▶ **PROBLEM STATEMENT**
Using the records below, count the lines with "began" in them. Give the number only.

▶ **EXTRACTED ENTRIES**
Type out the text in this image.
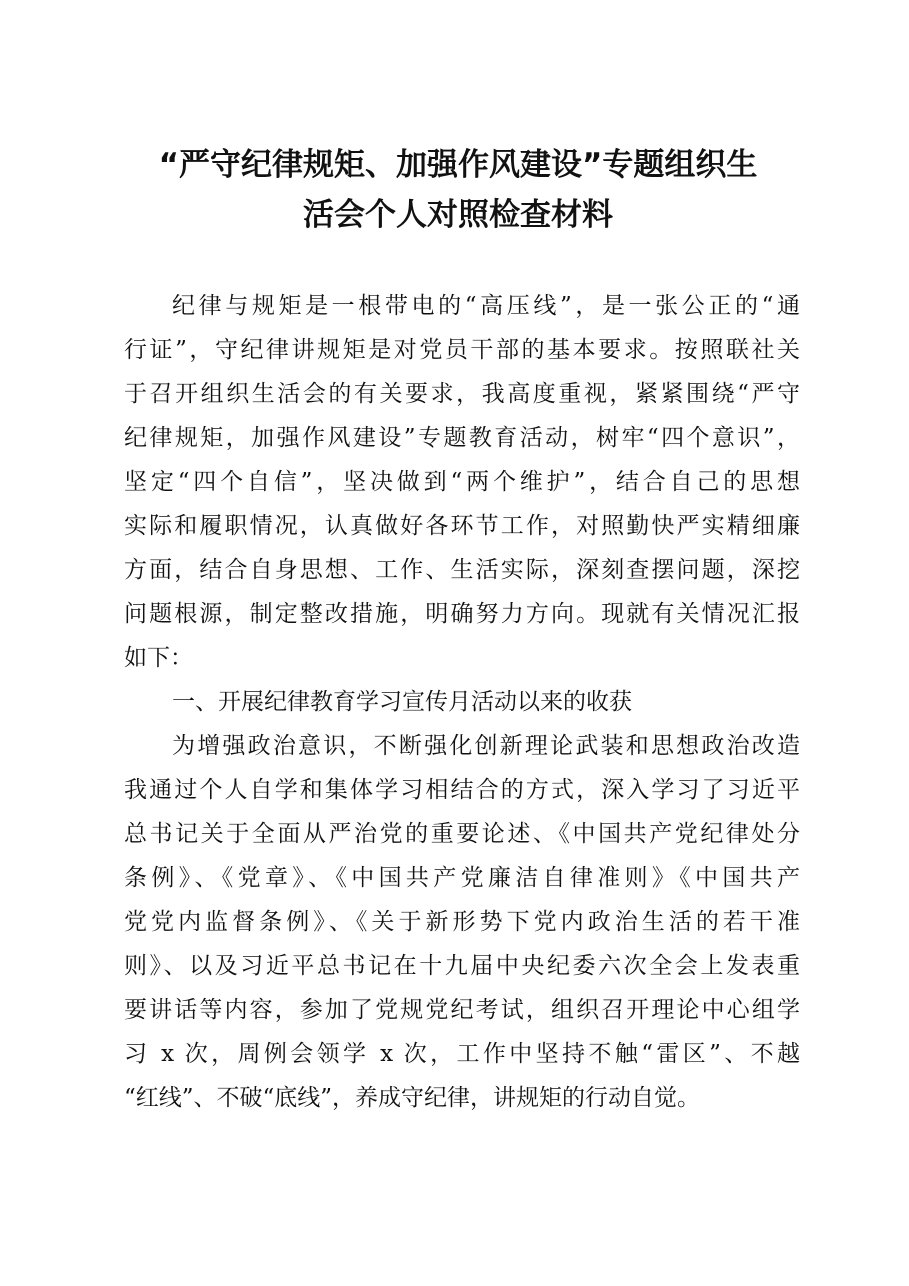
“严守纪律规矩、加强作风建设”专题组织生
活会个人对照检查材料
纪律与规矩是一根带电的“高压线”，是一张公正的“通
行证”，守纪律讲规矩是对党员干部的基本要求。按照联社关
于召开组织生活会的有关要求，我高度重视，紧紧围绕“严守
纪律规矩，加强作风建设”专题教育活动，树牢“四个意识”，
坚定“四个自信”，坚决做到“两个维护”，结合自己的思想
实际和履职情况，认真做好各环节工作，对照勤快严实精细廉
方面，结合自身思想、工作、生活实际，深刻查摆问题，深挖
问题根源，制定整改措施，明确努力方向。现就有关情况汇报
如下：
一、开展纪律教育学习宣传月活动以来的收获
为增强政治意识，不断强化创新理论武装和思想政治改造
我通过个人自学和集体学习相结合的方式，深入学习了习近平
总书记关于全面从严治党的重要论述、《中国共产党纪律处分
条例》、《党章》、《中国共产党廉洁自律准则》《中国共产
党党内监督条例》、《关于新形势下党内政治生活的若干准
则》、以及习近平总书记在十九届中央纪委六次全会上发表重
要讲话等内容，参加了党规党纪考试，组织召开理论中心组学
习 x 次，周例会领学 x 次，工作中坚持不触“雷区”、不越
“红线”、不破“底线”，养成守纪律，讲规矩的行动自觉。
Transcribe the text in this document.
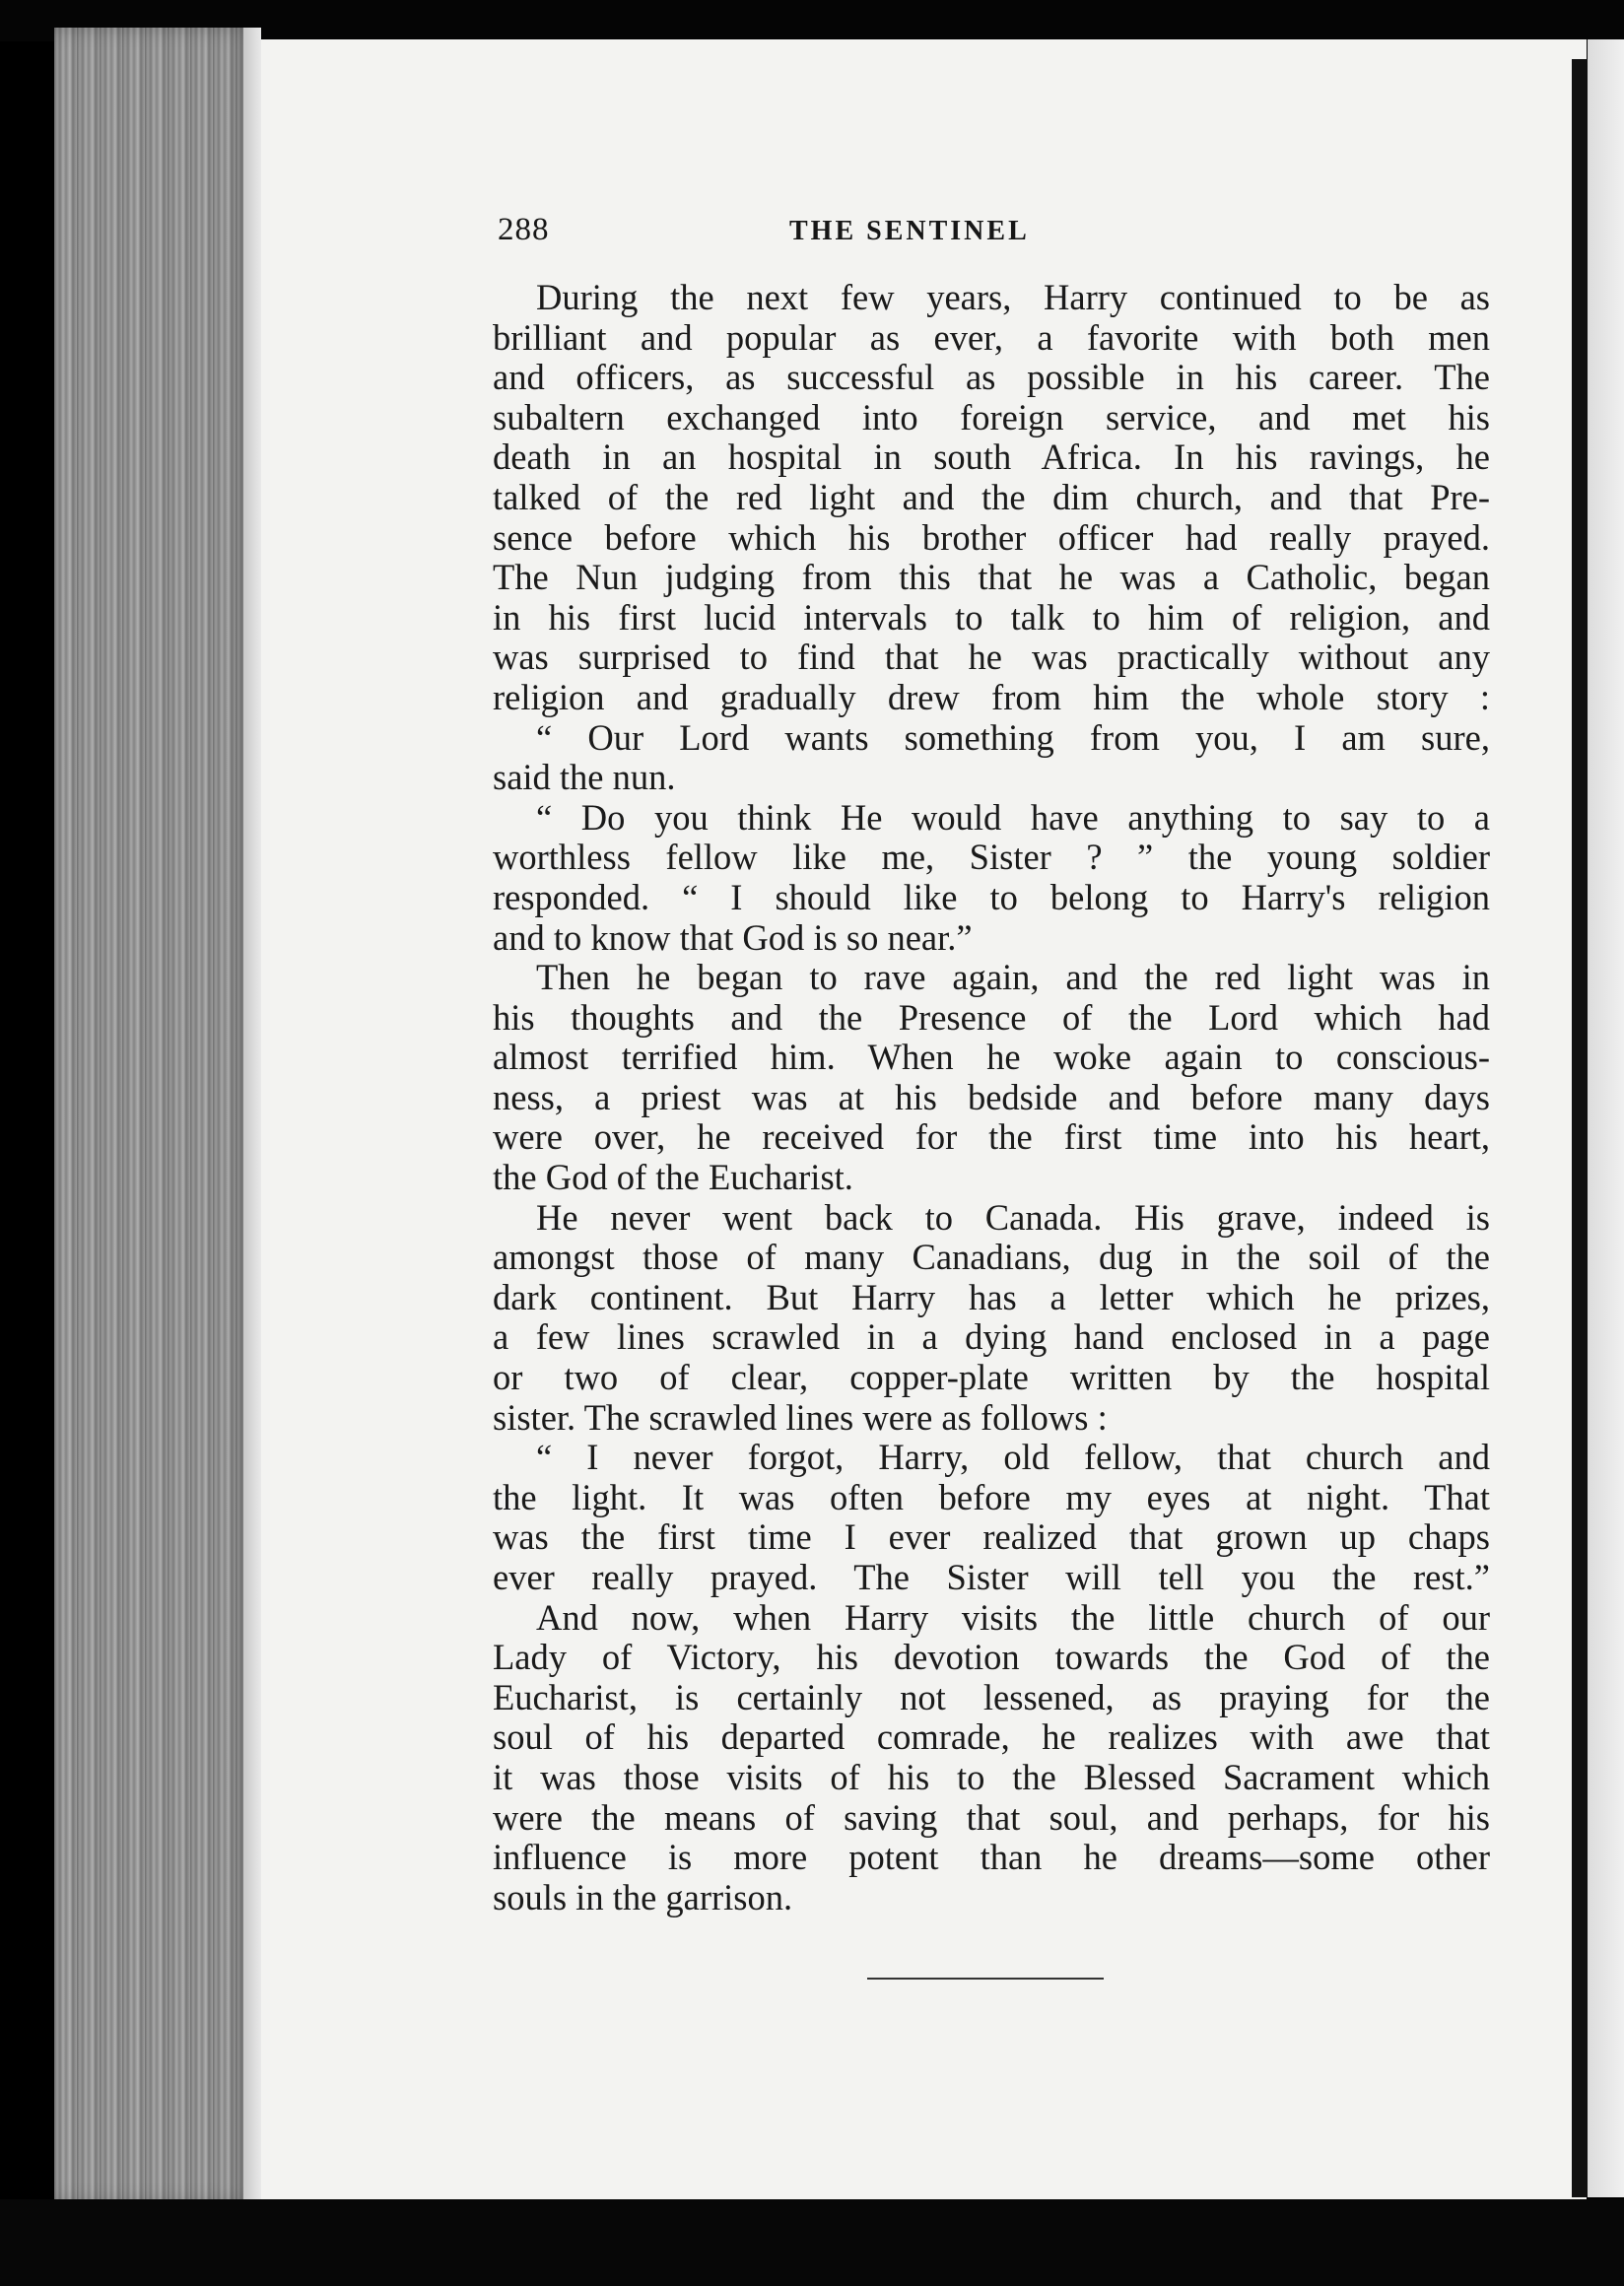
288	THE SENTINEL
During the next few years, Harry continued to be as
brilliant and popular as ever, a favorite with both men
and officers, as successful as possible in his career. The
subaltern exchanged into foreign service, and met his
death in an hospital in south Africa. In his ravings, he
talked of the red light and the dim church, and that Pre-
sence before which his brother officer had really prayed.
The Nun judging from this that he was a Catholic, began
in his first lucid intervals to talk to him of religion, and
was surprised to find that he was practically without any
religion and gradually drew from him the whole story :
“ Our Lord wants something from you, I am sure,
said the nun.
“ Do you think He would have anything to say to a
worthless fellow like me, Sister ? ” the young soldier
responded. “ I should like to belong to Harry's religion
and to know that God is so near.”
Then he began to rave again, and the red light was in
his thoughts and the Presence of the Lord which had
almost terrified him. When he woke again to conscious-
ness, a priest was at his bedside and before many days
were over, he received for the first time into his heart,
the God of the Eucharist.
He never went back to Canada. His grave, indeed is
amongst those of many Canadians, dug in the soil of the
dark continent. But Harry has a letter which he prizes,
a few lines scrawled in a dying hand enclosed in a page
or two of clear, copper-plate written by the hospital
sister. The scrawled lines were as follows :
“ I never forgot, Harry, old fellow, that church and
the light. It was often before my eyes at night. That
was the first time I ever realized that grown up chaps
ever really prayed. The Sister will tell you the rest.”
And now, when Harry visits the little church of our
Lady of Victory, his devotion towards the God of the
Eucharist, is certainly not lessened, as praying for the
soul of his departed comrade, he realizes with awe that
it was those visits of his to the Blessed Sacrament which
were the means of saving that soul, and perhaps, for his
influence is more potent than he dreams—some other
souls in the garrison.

▶ **SOLVED PROBLEM**
2